**WHAT YOU HAVE TO DO**
Reproduce the data exactly.
----
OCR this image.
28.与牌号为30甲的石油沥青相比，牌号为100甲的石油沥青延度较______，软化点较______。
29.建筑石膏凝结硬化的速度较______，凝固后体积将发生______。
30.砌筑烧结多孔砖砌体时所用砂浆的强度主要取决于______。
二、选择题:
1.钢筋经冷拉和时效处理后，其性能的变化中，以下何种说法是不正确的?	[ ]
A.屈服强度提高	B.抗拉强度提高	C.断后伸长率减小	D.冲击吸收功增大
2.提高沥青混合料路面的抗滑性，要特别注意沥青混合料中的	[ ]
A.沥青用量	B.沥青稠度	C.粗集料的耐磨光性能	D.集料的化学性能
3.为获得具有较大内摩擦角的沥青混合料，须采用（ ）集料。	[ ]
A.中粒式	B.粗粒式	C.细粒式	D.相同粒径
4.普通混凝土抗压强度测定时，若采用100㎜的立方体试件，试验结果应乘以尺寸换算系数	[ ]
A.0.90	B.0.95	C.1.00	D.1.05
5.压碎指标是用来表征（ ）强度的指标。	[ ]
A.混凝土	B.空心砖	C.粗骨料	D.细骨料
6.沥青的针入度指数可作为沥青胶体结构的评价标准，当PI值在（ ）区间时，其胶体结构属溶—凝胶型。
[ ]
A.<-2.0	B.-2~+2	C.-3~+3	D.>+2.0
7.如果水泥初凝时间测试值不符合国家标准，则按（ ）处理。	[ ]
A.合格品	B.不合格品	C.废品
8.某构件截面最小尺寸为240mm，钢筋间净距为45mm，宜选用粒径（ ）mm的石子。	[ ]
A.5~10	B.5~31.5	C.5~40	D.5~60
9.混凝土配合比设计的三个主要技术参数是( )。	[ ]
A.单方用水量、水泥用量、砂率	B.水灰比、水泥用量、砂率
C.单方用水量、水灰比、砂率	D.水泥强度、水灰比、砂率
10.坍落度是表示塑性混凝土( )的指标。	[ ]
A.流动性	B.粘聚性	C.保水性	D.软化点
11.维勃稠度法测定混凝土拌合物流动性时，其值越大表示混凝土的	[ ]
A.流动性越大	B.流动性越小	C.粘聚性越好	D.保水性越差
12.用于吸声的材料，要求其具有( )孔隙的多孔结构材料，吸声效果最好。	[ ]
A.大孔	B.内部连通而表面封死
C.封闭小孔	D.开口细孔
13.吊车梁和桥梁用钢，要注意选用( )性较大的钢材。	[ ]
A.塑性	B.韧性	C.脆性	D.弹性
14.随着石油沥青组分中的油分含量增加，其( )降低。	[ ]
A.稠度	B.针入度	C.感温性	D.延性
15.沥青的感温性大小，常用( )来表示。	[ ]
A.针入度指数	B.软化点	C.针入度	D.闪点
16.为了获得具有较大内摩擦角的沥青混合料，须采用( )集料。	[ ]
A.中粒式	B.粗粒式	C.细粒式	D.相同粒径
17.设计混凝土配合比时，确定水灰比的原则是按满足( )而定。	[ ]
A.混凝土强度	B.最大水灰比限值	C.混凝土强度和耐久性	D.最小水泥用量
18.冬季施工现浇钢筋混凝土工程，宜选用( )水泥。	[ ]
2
----
**TASK RESPONSE**
OCR this image.
28.与牌号为30甲的石油沥青相比，牌号为100甲的石油沥青延度较______，软化点较______。
29.建筑石膏凝结硬化的速度较______，凝固后体积将发生______。
30.砌筑烧结多孔砖砌体时所用砂浆的强度主要取决于______。
二、选择题:
1.钢筋经冷拉和时效处理后，其性能的变化中，以下何种说法是不正确的?	[ ]
A.屈服强度提高	B.抗拉强度提高	C.断后伸长率减小	D.冲击吸收功增大
2.提高沥青混合料路面的抗滑性，要特别注意沥青混合料中的	[ ]
A.沥青用量	B.沥青稠度	C.粗集料的耐磨光性能	D.集料的化学性能
3.为获得具有较大内摩擦角的沥青混合料，须采用（ ）集料。	[ ]
A.中粒式	B.粗粒式	C.细粒式	D.相同粒径
4.普通混凝土抗压强度测定时，若采用100㎜的立方体试件，试验结果应乘以尺寸换算系数	[ ]
A.0.90	B.0.95	C.1.00	D.1.05
5.压碎指标是用来表征（ ）强度的指标。	[ ]
A.混凝土	B.空心砖	C.粗骨料	D.细骨料
6.沥青的针入度指数可作为沥青胶体结构的评价标准，当PI值在（ ）区间时，其胶体结构属溶—凝胶型。
[ ]
A.<-2.0	B.-2~+2	C.-3~+3	D.>+2.0
7.如果水泥初凝时间测试值不符合国家标准，则按（ ）处理。	[ ]
A.合格品	B.不合格品	C.废品
8.某构件截面最小尺寸为240mm，钢筋间净距为45mm，宜选用粒径（ ）mm的石子。	[ ]
A.5~10	B.5~31.5	C.5~40	D.5~60
9.混凝土配合比设计的三个主要技术参数是( )。	[ ]
A.单方用水量、水泥用量、砂率	B.水灰比、水泥用量、砂率
C.单方用水量、水灰比、砂率	D.水泥强度、水灰比、砂率
10.坍落度是表示塑性混凝土( )的指标。	[ ]
A.流动性	B.粘聚性	C.保水性	D.软化点
11.维勃稠度法测定混凝土拌合物流动性时，其值越大表示混凝土的	[ ]
A.流动性越大	B.流动性越小	C.粘聚性越好	D.保水性越差
12.用于吸声的材料，要求其具有( )孔隙的多孔结构材料，吸声效果最好。	[ ]
A.大孔	B.内部连通而表面封死
C.封闭小孔	D.开口细孔
13.吊车梁和桥梁用钢，要注意选用( )性较大的钢材。	[ ]
A.塑性	B.韧性	C.脆性	D.弹性
14.随着石油沥青组分中的油分含量增加，其( )降低。	[ ]
A.稠度	B.针入度	C.感温性	D.延性
15.沥青的感温性大小，常用( )来表示。	[ ]
A.针入度指数	B.软化点	C.针入度	D.闪点
16.为了获得具有较大内摩擦角的沥青混合料，须采用( )集料。	[ ]
A.中粒式	B.粗粒式	C.细粒式	D.相同粒径
17.设计混凝土配合比时，确定水灰比的原则是按满足( )而定。	[ ]
A.混凝土强度	B.最大水灰比限值	C.混凝土强度和耐久性	D.最小水泥用量
18.冬季施工现浇钢筋混凝土工程，宜选用( )水泥。	[ ]
2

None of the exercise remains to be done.